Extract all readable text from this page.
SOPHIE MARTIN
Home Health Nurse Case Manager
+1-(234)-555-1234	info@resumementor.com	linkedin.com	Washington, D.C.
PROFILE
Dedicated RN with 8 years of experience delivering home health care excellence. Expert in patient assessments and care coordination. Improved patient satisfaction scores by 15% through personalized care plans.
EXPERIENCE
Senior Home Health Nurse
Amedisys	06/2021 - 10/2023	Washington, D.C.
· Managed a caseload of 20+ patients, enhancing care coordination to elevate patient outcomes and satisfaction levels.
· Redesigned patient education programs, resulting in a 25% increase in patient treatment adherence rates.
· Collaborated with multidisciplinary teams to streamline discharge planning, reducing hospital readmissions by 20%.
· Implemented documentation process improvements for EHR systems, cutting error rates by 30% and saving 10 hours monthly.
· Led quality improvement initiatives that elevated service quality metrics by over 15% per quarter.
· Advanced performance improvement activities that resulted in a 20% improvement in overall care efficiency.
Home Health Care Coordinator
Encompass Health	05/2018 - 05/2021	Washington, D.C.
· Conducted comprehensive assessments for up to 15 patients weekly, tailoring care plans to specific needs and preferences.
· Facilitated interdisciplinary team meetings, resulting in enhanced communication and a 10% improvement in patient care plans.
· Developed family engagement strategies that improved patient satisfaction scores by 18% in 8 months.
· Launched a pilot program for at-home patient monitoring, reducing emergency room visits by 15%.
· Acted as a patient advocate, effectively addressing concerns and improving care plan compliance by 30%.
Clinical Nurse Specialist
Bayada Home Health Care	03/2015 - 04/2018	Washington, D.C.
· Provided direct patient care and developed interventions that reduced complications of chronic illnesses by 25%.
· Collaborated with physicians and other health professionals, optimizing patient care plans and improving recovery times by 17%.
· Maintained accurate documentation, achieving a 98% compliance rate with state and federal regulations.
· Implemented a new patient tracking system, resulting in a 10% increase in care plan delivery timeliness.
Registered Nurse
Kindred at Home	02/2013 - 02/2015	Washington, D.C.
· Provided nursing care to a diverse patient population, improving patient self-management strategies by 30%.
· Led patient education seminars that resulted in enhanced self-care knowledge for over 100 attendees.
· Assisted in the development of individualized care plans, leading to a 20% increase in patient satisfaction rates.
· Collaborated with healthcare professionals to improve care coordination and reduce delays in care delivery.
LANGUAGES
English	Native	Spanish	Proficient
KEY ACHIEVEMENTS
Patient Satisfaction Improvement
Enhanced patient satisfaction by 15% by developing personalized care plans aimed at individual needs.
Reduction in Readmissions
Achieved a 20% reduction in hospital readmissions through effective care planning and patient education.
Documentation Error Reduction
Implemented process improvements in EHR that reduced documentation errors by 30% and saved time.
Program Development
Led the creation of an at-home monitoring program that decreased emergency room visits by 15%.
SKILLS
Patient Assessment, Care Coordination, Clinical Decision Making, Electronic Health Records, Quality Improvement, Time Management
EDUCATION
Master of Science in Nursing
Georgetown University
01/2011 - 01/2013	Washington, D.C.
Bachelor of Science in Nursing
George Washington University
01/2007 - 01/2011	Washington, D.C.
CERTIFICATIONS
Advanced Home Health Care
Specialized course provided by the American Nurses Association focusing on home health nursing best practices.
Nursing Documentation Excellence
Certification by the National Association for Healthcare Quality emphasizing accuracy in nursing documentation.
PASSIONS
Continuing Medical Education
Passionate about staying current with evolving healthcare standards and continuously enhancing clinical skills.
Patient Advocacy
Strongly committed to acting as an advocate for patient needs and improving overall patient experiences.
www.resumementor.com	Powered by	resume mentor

# About this exercise:
Transcribe each record shown above, exactly.

# Solved problem:
Extract all readable text from this page.
SOPHIE MARTIN
Home Health Nurse Case Manager
+1-(234)-555-1234	info@resumementor.com	linkedin.com	Washington, D.C.
PROFILE
Dedicated RN with 8 years of experience delivering home health care excellence. Expert in patient assessments and care coordination. Improved patient satisfaction scores by 15% through personalized care plans.
EXPERIENCE
Senior Home Health Nurse
Amedisys	06/2021 - 10/2023	Washington, D.C.
· Managed a caseload of 20+ patients, enhancing care coordination to elevate patient outcomes and satisfaction levels.
· Redesigned patient education programs, resulting in a 25% increase in patient treatment adherence rates.
· Collaborated with multidisciplinary teams to streamline discharge planning, reducing hospital readmissions by 20%.
· Implemented documentation process improvements for EHR systems, cutting error rates by 30% and saving 10 hours monthly.
· Led quality improvement initiatives that elevated service quality metrics by over 15% per quarter.
· Advanced performance improvement activities that resulted in a 20% improvement in overall care efficiency.
Home Health Care Coordinator
Encompass Health	05/2018 - 05/2021	Washington, D.C.
· Conducted comprehensive assessments for up to 15 patients weekly, tailoring care plans to specific needs and preferences.
· Facilitated interdisciplinary team meetings, resulting in enhanced communication and a 10% improvement in patient care plans.
· Developed family engagement strategies that improved patient satisfaction scores by 18% in 8 months.
· Launched a pilot program for at-home patient monitoring, reducing emergency room visits by 15%.
· Acted as a patient advocate, effectively addressing concerns and improving care plan compliance by 30%.
Clinical Nurse Specialist
Bayada Home Health Care	03/2015 - 04/2018	Washington, D.C.
· Provided direct patient care and developed interventions that reduced complications of chronic illnesses by 25%.
· Collaborated with physicians and other health professionals, optimizing patient care plans and improving recovery times by 17%.
· Maintained accurate documentation, achieving a 98% compliance rate with state and federal regulations.
· Implemented a new patient tracking system, resulting in a 10% increase in care plan delivery timeliness.
Registered Nurse
Kindred at Home	02/2013 - 02/2015	Washington, D.C.
· Provided nursing care to a diverse patient population, improving patient self-management strategies by 30%.
· Led patient education seminars that resulted in enhanced self-care knowledge for over 100 attendees.
· Assisted in the development of individualized care plans, leading to a 20% increase in patient satisfaction rates.
· Collaborated with healthcare professionals to improve care coordination and reduce delays in care delivery.
LANGUAGES
English	Native	Spanish	Proficient
KEY ACHIEVEMENTS
Patient Satisfaction Improvement
Enhanced patient satisfaction by 15% by developing personalized care plans aimed at individual needs.
Reduction in Readmissions
Achieved a 20% reduction in hospital readmissions through effective care planning and patient education.
Documentation Error Reduction
Implemented process improvements in EHR that reduced documentation errors by 30% and saved time.
Program Development
Led the creation of an at-home monitoring program that decreased emergency room visits by 15%.
SKILLS
Patient Assessment, Care Coordination, Clinical Decision Making, Electronic Health Records, Quality Improvement, Time Management
EDUCATION
Master of Science in Nursing
Georgetown University
01/2011 - 01/2013	Washington, D.C.
Bachelor of Science in Nursing
George Washington University
01/2007 - 01/2011	Washington, D.C.
CERTIFICATIONS
Advanced Home Health Care
Specialized course provided by the American Nurses Association focusing on home health nursing best practices.
Nursing Documentation Excellence
Certification by the National Association for Healthcare Quality emphasizing accuracy in nursing documentation.
PASSIONS
Continuing Medical Education
Passionate about staying current with evolving healthcare standards and continuously enhancing clinical skills.
Patient Advocacy
Strongly committed to acting as an advocate for patient needs and improving overall patient experiences.
www.resumementor.com	Powered by	resume mentor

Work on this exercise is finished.